[To be done] For each line of the data below that holds "name", copy the line.

[Materials provided]
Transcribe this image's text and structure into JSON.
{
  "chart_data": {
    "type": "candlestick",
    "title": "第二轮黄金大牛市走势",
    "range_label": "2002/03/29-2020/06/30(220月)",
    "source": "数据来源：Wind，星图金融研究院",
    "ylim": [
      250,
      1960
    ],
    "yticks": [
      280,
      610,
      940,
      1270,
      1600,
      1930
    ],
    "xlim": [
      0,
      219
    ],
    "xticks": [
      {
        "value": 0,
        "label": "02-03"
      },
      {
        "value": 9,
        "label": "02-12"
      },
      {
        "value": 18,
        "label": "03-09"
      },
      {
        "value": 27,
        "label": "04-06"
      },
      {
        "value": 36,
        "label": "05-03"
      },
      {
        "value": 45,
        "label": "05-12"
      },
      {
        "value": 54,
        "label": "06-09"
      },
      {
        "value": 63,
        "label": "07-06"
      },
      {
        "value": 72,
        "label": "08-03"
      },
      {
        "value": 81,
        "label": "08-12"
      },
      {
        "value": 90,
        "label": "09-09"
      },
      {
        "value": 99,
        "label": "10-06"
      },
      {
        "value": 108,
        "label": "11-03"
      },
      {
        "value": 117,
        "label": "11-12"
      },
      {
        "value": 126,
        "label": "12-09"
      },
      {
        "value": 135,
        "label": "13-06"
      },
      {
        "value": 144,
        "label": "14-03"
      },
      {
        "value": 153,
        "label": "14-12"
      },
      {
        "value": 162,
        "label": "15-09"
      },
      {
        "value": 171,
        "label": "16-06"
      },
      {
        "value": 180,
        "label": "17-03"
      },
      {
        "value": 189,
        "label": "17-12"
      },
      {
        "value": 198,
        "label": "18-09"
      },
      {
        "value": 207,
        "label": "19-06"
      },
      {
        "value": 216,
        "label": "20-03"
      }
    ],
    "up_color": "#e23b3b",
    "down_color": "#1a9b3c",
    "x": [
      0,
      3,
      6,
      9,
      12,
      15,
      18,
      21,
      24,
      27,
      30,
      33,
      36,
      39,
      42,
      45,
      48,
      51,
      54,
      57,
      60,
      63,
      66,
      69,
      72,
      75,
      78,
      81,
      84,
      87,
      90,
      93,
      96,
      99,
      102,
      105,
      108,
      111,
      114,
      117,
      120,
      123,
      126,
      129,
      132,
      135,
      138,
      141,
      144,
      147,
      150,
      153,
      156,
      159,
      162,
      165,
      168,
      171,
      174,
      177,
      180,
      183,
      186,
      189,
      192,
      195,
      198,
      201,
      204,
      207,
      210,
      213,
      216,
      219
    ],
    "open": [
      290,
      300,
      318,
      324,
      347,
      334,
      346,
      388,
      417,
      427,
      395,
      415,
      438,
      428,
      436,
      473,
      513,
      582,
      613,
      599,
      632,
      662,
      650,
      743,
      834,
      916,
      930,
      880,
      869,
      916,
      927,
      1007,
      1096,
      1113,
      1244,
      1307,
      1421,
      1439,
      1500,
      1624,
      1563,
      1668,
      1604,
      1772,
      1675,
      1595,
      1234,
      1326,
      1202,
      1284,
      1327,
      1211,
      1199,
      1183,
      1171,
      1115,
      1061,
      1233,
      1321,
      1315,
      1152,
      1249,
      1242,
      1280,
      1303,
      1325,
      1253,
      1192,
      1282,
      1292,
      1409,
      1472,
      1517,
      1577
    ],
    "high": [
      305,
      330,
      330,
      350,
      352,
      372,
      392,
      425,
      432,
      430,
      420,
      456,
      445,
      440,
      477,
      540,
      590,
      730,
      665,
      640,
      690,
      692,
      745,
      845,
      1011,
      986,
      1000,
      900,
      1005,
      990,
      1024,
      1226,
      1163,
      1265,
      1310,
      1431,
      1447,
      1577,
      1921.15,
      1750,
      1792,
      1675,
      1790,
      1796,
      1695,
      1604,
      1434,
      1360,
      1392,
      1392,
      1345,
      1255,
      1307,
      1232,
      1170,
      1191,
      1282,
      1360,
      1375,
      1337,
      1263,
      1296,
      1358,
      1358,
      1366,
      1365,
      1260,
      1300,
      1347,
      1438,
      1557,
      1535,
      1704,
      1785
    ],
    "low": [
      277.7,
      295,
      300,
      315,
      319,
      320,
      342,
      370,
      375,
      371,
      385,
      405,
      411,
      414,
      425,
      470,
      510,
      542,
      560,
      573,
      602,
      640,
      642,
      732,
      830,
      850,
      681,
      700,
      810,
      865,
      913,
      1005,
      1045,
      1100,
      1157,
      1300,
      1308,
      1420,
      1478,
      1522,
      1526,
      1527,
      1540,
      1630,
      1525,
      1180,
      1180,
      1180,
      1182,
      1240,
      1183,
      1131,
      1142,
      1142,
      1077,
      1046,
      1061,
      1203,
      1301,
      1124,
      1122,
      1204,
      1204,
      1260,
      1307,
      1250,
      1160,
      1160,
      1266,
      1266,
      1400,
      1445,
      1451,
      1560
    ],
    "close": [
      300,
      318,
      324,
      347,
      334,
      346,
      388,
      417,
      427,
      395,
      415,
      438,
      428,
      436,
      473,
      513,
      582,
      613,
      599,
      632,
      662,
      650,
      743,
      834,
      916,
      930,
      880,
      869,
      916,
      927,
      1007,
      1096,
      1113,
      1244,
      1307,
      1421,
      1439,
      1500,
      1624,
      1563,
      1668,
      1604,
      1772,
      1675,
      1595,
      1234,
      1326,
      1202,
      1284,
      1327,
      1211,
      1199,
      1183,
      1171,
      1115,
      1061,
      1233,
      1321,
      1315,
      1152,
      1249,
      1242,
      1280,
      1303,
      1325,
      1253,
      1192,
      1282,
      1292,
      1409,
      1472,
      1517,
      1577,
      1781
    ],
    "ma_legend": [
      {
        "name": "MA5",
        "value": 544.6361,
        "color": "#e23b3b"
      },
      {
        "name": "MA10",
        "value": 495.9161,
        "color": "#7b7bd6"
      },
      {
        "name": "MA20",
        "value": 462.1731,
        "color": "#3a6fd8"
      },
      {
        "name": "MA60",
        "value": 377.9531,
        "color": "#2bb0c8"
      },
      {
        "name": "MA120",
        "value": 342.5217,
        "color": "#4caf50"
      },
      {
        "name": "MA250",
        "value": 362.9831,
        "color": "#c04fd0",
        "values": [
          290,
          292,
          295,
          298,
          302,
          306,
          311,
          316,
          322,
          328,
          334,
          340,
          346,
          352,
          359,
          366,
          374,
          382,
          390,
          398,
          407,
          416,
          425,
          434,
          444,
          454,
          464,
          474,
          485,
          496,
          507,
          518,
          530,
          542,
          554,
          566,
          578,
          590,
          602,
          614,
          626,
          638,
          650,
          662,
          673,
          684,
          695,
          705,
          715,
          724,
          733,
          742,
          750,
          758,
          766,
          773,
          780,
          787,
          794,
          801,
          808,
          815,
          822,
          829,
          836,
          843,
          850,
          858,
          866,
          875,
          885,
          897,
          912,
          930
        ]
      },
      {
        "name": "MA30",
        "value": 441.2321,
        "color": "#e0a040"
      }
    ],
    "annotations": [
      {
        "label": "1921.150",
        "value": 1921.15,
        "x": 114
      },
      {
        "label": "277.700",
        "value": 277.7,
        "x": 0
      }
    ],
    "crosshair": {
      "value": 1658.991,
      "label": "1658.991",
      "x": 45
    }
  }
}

[Result]
        "name": "MA5",
        "name": "MA10",
        "name": "MA20",
        "name": "MA60",
        "name": "MA120",
        "name": "MA250",
        "name": "MA30",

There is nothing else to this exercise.